### Exercise prompt
Determine the number of lines containing the word "type". Reply with it and nothing else.

↓

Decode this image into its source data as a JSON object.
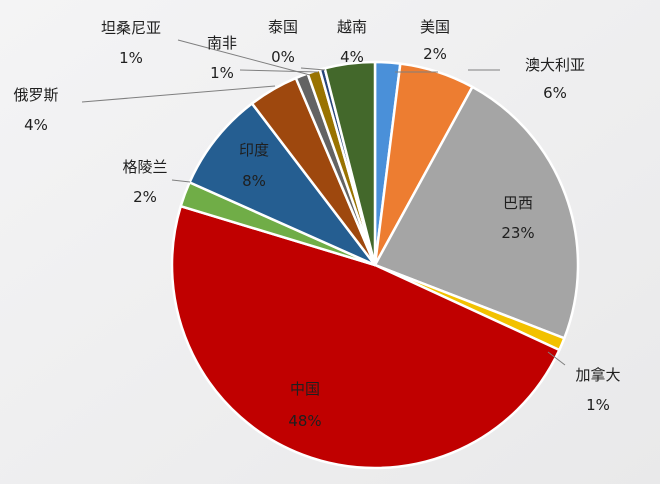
{
  "chart_data": {
    "type": "pie",
    "title": "",
    "start_angle_deg": 0,
    "direction": "clockwise",
    "slices": [
      {
        "name": "美国",
        "value": 2,
        "pct_label": "2%",
        "color": "#4a90d9",
        "label_pos": "outside"
      },
      {
        "name": "澳大利亚",
        "value": 6,
        "pct_label": "6%",
        "color": "#ed7d31",
        "label_pos": "outside"
      },
      {
        "name": "巴西",
        "value": 23,
        "pct_label": "23%",
        "color": "#a5a5a5",
        "label_pos": "inside"
      },
      {
        "name": "加拿大",
        "value": 1,
        "pct_label": "1%",
        "color": "#f2c100",
        "label_pos": "outside"
      },
      {
        "name": "中国",
        "value": 48,
        "pct_label": "48%",
        "color": "#c00000",
        "label_pos": "inside"
      },
      {
        "name": "格陵兰",
        "value": 2,
        "pct_label": "2%",
        "color": "#70ad47",
        "label_pos": "outside"
      },
      {
        "name": "印度",
        "value": 8,
        "pct_label": "8%",
        "color": "#255e91",
        "label_pos": "inside"
      },
      {
        "name": "俄罗斯",
        "value": 4,
        "pct_label": "4%",
        "color": "#9e480e",
        "label_pos": "outside"
      },
      {
        "name": "坦桑尼亚",
        "value": 1,
        "pct_label": "1%",
        "color": "#636363",
        "label_pos": "outside"
      },
      {
        "name": "南非",
        "value": 1,
        "pct_label": "1%",
        "color": "#997300",
        "label_pos": "outside"
      },
      {
        "name": "泰国",
        "value": 0.4,
        "pct_label": "0%",
        "color": "#264478",
        "label_pos": "outside"
      },
      {
        "name": "越南",
        "value": 4,
        "pct_label": "4%",
        "color": "#43682b",
        "label_pos": "outside"
      }
    ]
  }
}
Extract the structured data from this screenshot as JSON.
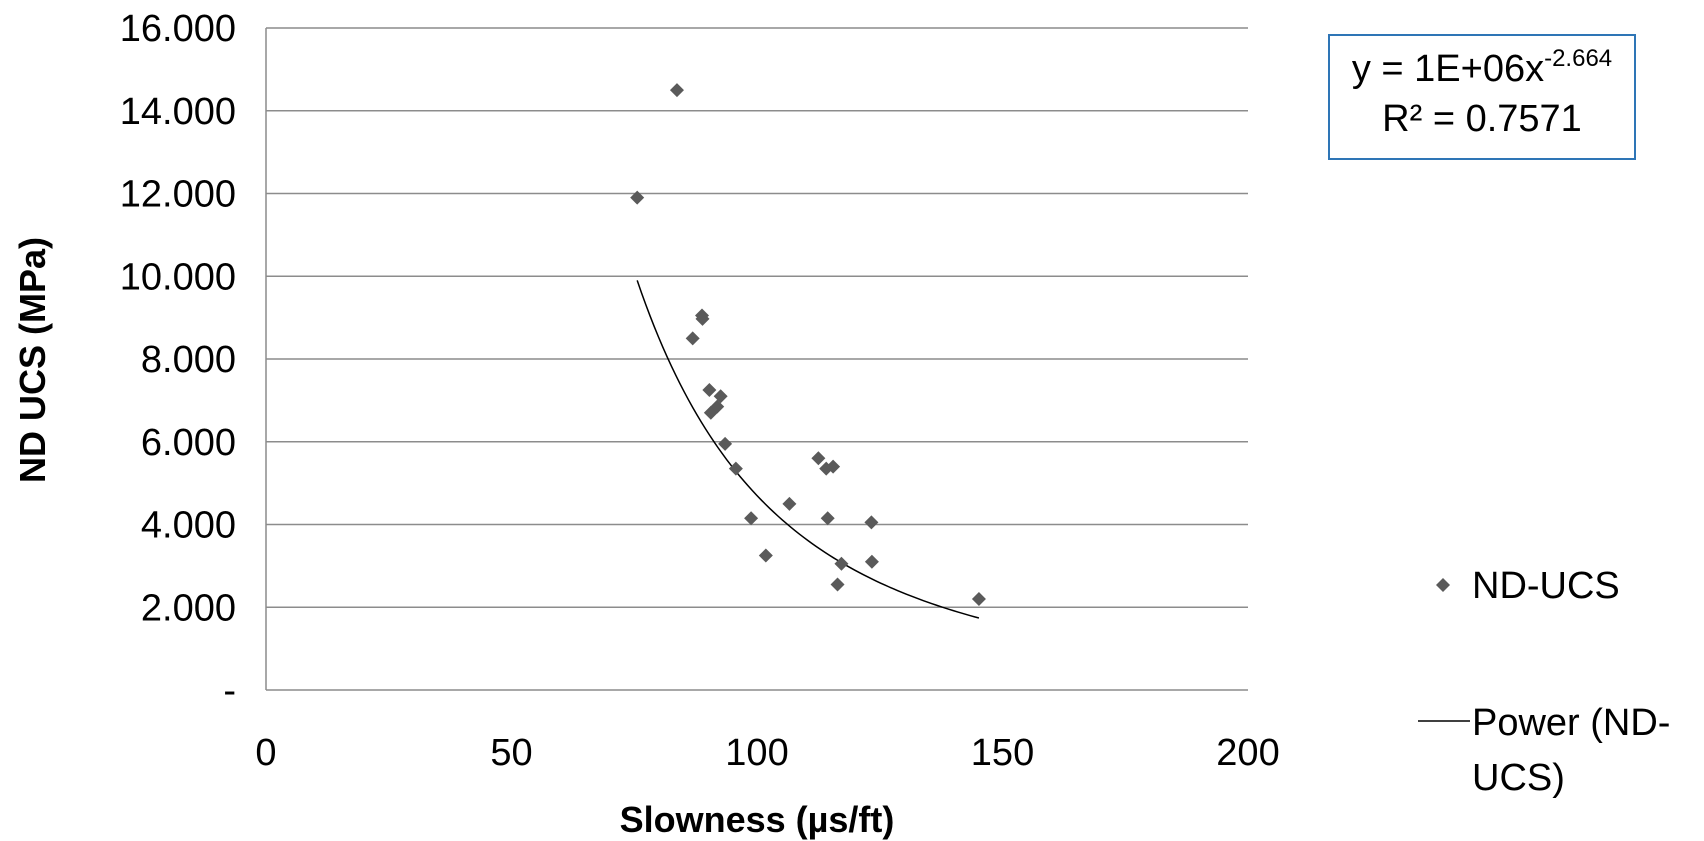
{
  "chart_data": {
    "type": "scatter",
    "title": "",
    "xlabel": "Slowness (µs/ft)",
    "ylabel": "ND UCS (MPa)",
    "xlim": [
      0,
      200
    ],
    "ylim": [
      0,
      16
    ],
    "x_ticks": [
      0,
      50,
      100,
      150,
      200
    ],
    "x_tick_labels": [
      "0",
      "50",
      "100",
      "150",
      "200"
    ],
    "y_ticks": [
      0,
      2,
      4,
      6,
      8,
      10,
      12,
      14,
      16
    ],
    "y_tick_labels": [
      "-",
      "2.000",
      "4.000",
      "6.000",
      "8.000",
      "10.000",
      "12.000",
      "14.000",
      "16.000"
    ],
    "grid": "horizontal",
    "legend_position": "right",
    "colors": {
      "points": "#5a5a5a",
      "trendline": "#000000",
      "gridline": "#8c8c8c",
      "equation_border": "#2e75b6"
    },
    "series": [
      {
        "name": "ND-UCS",
        "marker": "diamond",
        "points": [
          [
            75.6,
            11.9
          ],
          [
            83.7,
            14.5
          ],
          [
            86.9,
            8.5
          ],
          [
            88.8,
            9.05
          ],
          [
            88.9,
            8.97
          ],
          [
            90.3,
            7.25
          ],
          [
            90.6,
            6.7
          ],
          [
            91.9,
            6.85
          ],
          [
            92.6,
            7.1
          ],
          [
            93.5,
            5.95
          ],
          [
            95.7,
            5.35
          ],
          [
            98.8,
            4.15
          ],
          [
            101.8,
            3.25
          ],
          [
            106.6,
            4.5
          ],
          [
            112.5,
            5.6
          ],
          [
            114.1,
            5.35
          ],
          [
            114.4,
            4.15
          ],
          [
            115.5,
            5.4
          ],
          [
            116.4,
            2.55
          ],
          [
            117.2,
            3.05
          ],
          [
            123.3,
            4.05
          ],
          [
            123.4,
            3.1
          ],
          [
            145.2,
            2.2
          ]
        ]
      },
      {
        "name": "Power (ND-UCS)",
        "type": "trendline",
        "equation": {
          "coefficient": 1000000,
          "exponent": -2.664
        },
        "x_range": [
          75.6,
          145.2
        ]
      }
    ],
    "annotation": {
      "equation_main": "y = 1E+06x",
      "equation_exponent": "-2.664",
      "r_squared": "R² = 0.7571"
    },
    "legend": {
      "scatter_label": "ND-UCS",
      "trend_label_line1": "Power (ND-",
      "trend_label_line2": "UCS)"
    }
  }
}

↑

### Task output
3